• [Direction] Return the number of lines that contain the word "Probability", and return nothing else.

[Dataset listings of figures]
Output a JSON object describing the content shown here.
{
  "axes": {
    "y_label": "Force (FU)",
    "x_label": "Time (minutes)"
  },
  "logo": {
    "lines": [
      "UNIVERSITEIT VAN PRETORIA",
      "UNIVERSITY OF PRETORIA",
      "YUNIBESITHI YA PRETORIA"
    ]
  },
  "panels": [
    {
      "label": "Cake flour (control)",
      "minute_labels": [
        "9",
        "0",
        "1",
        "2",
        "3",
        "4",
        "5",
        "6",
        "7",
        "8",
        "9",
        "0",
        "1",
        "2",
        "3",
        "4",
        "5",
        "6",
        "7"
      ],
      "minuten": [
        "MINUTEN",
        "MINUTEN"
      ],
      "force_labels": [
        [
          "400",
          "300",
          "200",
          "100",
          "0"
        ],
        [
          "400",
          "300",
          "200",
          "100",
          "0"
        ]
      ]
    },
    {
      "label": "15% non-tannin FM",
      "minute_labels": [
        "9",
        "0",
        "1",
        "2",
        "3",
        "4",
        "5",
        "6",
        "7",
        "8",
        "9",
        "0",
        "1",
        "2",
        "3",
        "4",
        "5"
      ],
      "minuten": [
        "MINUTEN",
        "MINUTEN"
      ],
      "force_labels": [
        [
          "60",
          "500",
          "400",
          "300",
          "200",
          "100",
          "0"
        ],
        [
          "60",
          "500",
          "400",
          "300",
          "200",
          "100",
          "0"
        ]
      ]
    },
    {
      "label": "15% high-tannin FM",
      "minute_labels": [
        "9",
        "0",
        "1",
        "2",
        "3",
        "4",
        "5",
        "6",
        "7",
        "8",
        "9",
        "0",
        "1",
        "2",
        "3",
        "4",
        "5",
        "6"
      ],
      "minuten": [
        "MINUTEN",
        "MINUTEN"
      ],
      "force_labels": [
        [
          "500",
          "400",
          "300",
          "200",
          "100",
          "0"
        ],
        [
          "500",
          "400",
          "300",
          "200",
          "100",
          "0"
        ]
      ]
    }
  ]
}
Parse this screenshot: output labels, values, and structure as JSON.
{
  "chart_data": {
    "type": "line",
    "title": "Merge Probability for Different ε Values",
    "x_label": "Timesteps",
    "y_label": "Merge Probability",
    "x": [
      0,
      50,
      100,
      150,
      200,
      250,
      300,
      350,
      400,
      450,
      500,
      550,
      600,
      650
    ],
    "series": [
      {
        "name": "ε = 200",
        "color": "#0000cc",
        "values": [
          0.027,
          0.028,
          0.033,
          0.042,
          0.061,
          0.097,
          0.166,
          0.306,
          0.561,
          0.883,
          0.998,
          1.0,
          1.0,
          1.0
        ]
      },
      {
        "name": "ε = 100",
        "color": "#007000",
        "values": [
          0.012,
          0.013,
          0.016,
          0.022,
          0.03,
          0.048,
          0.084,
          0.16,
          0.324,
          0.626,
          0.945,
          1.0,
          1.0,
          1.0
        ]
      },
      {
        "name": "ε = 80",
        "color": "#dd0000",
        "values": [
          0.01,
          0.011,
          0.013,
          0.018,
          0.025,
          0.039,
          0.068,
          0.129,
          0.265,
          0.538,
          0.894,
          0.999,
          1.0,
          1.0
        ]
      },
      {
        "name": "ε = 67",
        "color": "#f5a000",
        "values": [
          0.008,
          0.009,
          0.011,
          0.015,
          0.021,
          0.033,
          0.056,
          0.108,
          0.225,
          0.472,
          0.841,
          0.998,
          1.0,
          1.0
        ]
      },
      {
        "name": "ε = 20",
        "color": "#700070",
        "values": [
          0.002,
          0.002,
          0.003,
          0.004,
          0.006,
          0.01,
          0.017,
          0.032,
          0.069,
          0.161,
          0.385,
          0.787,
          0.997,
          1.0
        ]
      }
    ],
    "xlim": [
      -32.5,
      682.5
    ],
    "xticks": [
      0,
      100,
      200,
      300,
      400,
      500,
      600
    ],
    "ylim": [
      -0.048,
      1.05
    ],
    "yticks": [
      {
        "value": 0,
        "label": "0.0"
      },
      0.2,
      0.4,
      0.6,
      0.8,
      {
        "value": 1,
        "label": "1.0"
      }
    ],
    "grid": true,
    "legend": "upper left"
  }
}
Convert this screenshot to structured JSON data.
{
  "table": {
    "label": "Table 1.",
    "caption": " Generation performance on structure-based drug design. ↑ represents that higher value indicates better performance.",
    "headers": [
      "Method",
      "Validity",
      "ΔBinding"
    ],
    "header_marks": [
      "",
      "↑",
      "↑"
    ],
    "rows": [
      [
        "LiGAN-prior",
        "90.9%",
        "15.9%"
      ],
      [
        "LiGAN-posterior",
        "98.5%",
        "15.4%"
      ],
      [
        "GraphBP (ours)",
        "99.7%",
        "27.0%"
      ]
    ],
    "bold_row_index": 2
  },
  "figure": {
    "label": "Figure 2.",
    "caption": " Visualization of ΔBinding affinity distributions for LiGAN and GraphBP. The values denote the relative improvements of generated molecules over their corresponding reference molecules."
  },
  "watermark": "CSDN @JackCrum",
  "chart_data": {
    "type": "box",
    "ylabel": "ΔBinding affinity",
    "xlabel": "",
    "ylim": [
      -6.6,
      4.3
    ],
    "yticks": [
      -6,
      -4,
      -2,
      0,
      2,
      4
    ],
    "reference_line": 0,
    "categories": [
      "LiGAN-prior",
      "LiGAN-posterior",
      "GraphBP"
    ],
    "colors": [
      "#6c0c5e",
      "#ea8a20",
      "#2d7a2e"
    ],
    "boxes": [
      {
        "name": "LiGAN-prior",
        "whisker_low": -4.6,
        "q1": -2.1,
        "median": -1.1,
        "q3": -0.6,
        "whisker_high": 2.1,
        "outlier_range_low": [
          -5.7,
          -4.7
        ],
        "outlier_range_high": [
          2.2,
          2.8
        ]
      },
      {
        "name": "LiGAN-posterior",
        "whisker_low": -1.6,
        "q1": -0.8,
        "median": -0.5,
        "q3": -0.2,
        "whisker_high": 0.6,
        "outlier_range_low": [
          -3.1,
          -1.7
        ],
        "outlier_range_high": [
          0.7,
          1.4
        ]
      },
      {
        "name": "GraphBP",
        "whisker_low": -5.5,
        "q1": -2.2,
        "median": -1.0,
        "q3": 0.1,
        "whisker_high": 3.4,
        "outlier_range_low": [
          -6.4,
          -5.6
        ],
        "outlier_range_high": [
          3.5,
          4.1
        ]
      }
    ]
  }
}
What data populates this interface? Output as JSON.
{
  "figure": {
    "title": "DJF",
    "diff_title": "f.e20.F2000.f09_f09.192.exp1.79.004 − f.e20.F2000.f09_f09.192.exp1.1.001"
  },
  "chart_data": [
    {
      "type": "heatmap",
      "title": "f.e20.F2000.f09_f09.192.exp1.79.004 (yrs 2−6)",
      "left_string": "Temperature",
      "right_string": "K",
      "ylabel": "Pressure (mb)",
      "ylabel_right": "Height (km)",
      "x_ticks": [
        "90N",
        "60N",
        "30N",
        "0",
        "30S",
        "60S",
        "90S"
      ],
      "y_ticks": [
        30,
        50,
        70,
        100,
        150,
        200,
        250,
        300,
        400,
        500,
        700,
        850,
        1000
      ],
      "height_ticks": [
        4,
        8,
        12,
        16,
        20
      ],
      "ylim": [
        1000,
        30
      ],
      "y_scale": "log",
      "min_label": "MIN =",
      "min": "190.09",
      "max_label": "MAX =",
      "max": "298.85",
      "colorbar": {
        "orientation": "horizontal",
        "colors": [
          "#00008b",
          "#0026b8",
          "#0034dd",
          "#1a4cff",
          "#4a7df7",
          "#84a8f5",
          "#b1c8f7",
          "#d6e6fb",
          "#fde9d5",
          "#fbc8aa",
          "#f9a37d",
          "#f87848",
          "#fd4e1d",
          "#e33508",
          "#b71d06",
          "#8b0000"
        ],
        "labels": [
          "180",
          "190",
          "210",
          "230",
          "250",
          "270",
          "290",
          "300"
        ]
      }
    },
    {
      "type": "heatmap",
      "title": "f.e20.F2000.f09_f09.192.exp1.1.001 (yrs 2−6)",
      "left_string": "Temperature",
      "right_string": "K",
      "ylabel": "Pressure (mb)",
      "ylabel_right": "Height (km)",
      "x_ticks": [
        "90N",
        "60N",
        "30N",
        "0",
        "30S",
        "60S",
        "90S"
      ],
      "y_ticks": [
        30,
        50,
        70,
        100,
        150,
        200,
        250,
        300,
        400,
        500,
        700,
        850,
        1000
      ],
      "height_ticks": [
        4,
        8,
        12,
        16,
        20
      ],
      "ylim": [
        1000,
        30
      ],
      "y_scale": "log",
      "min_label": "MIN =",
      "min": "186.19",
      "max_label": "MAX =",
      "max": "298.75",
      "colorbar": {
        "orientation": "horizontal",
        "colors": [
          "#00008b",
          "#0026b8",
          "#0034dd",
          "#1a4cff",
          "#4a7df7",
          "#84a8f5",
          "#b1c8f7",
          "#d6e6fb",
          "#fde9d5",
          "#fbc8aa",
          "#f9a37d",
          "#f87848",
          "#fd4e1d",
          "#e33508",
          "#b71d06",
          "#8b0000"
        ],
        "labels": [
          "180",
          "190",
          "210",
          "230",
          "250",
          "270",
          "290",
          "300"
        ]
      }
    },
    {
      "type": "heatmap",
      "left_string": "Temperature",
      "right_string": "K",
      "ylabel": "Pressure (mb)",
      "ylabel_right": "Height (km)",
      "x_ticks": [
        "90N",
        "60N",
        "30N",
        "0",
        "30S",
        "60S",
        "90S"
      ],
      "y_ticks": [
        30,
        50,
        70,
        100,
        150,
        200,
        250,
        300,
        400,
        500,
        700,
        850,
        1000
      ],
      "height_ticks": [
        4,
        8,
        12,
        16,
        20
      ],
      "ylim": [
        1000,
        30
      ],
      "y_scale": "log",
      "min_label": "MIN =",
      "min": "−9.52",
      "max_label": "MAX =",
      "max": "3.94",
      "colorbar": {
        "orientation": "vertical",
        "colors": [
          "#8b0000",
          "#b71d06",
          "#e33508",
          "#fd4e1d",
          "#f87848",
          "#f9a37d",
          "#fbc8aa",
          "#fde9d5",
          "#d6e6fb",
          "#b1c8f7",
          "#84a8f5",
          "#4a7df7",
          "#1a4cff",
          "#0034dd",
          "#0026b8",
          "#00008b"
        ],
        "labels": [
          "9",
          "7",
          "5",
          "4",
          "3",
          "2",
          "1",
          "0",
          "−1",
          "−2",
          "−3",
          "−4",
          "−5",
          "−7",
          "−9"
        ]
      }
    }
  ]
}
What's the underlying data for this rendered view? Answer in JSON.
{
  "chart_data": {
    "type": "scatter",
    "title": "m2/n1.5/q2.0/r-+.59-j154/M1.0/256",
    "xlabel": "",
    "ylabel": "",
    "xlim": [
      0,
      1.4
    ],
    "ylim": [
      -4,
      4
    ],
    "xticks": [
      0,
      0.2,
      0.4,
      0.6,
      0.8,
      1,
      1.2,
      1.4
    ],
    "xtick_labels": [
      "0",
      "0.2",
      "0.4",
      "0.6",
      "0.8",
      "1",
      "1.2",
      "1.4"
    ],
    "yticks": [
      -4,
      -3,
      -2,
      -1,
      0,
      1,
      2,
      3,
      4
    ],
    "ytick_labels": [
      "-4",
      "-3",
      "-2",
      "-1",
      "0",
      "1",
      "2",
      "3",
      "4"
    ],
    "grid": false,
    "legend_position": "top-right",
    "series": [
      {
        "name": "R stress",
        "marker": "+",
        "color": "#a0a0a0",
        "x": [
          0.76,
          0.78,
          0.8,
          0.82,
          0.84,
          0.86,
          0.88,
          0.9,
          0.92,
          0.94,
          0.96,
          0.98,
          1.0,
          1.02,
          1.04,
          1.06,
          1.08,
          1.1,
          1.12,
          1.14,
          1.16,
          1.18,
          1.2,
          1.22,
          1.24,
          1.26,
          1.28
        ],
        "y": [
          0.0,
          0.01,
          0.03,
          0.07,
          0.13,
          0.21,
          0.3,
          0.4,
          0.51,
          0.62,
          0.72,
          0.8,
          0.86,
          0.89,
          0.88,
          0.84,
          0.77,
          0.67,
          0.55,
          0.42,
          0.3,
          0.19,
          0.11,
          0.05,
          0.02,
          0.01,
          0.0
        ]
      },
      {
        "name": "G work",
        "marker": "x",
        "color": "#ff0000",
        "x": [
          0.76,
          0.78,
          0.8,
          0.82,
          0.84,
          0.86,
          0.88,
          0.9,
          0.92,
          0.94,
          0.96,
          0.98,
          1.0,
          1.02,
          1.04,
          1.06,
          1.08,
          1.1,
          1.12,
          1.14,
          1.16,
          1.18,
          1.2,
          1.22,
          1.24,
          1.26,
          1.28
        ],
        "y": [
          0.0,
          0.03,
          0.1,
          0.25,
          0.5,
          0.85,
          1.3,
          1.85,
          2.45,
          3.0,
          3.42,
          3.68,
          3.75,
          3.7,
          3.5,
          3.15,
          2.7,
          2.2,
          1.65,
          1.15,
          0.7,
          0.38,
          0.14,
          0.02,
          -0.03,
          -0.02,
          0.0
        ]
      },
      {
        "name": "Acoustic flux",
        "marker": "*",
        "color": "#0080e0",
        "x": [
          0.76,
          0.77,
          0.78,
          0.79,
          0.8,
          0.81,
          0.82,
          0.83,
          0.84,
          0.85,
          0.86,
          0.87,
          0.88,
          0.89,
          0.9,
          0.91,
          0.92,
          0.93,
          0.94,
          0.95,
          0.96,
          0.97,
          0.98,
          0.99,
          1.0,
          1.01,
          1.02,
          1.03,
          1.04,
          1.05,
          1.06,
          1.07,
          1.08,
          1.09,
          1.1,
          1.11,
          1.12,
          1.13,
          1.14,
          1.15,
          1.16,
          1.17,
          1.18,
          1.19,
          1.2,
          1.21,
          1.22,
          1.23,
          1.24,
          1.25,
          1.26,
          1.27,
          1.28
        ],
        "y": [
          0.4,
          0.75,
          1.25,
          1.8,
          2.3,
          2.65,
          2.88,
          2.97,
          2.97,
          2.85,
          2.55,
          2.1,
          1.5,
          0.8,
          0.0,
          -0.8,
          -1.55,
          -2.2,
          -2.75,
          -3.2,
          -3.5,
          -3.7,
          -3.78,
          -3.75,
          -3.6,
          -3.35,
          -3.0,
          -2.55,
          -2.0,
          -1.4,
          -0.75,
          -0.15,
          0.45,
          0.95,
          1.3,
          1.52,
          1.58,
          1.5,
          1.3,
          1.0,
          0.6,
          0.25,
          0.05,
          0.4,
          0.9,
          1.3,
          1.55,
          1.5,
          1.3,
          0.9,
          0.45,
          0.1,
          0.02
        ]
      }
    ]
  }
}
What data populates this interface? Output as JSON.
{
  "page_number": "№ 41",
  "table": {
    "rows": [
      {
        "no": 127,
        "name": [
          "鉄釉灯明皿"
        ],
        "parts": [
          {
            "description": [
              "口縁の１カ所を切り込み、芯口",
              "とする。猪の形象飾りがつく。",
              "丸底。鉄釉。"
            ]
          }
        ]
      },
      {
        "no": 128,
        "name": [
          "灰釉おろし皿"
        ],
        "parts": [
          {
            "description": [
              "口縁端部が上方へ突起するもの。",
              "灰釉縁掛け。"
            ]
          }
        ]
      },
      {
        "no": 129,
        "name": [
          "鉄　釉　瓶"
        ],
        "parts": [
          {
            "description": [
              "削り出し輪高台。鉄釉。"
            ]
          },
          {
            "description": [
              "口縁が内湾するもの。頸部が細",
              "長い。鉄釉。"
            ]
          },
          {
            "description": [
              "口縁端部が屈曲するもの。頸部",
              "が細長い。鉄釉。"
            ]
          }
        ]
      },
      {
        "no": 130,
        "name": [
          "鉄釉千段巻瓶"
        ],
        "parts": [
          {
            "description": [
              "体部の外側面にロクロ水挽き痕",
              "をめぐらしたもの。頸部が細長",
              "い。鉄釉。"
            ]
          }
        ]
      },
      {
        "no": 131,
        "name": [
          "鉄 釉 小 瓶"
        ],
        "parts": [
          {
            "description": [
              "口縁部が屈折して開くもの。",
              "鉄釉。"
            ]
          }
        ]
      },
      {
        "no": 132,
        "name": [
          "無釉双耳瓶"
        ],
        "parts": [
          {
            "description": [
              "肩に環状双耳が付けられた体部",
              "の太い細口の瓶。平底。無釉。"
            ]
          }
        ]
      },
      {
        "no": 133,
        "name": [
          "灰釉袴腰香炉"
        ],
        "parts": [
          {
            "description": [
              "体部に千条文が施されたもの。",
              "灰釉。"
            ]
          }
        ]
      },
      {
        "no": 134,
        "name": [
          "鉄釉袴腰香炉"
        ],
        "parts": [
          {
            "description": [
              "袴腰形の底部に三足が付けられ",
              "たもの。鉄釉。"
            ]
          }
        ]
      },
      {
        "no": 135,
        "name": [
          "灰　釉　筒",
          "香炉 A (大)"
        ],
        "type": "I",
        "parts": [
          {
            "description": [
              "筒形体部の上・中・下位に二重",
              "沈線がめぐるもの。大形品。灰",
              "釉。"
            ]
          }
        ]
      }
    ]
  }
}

• [Output of the exercise] 2